→ Record set:

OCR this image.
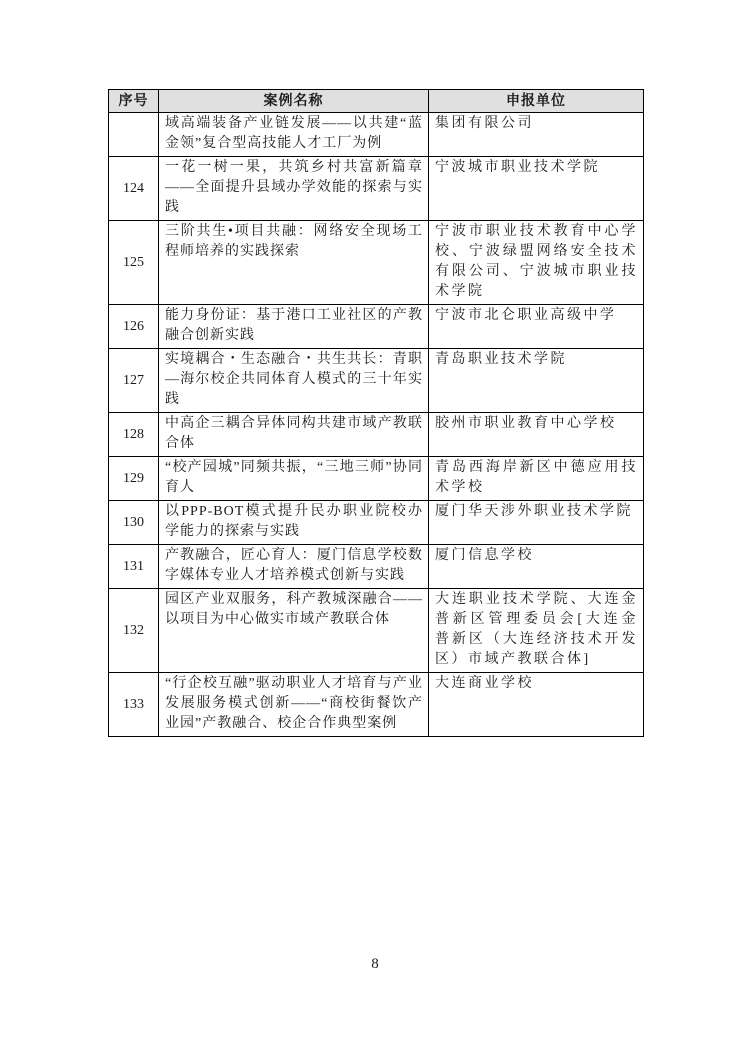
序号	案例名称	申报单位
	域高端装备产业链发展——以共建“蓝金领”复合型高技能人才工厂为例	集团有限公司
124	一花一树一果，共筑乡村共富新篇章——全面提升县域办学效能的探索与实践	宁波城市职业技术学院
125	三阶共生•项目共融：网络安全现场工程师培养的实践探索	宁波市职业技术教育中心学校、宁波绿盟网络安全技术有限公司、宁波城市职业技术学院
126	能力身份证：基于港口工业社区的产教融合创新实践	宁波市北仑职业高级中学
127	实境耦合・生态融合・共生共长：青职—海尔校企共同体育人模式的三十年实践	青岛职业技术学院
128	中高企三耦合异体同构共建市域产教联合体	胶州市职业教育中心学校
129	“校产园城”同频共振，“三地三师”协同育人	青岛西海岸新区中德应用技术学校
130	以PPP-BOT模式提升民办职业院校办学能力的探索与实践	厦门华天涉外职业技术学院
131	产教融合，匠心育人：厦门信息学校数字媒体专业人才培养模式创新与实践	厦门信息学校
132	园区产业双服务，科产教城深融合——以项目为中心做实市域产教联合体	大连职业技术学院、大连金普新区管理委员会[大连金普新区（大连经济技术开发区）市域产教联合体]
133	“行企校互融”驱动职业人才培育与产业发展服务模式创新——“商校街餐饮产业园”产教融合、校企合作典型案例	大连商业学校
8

--

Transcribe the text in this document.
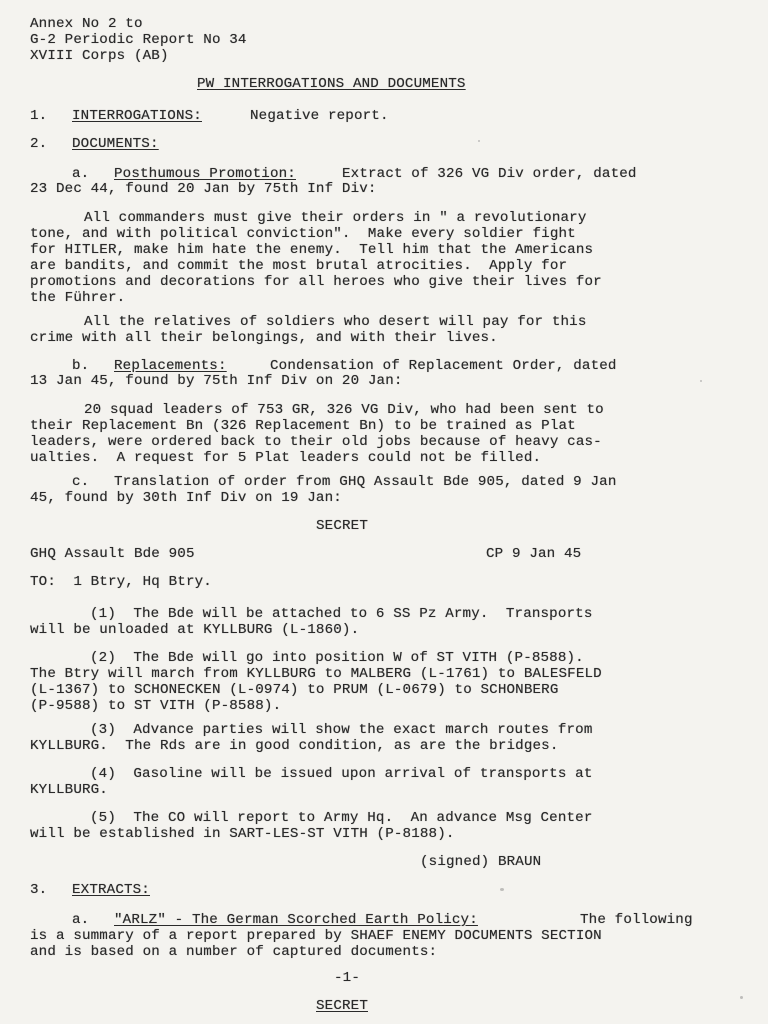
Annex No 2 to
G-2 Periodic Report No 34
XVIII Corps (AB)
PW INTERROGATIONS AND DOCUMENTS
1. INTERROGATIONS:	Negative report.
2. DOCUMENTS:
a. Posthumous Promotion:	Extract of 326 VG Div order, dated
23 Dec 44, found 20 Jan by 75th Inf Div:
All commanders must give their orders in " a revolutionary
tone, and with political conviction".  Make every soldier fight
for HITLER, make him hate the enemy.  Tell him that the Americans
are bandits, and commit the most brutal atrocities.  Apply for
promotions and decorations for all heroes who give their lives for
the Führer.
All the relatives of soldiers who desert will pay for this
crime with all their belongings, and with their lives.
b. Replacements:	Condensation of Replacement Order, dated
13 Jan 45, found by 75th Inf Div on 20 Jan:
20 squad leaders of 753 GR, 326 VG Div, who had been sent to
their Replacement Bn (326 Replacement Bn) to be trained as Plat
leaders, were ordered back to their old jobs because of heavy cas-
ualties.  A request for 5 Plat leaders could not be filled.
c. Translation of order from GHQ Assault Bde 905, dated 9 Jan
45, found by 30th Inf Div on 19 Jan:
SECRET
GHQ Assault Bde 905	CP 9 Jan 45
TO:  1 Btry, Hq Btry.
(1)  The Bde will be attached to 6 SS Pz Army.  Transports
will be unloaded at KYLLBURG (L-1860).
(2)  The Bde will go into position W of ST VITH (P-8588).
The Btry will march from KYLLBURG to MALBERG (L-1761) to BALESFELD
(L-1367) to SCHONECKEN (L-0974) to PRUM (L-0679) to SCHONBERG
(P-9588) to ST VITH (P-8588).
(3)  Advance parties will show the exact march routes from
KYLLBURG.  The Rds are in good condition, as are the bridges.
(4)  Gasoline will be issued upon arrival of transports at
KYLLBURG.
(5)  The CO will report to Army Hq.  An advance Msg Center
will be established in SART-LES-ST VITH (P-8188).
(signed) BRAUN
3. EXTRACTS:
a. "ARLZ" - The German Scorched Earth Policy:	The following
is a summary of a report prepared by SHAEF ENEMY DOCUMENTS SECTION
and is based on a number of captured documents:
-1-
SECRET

→ Set task:
Check each line of the records for "Replacement" and copy the ones that contain it.

→ Task result:
b. Replacements:	Condensation of Replacement Order, dated
their Replacement Bn (326 Replacement Bn) to be trained as Plat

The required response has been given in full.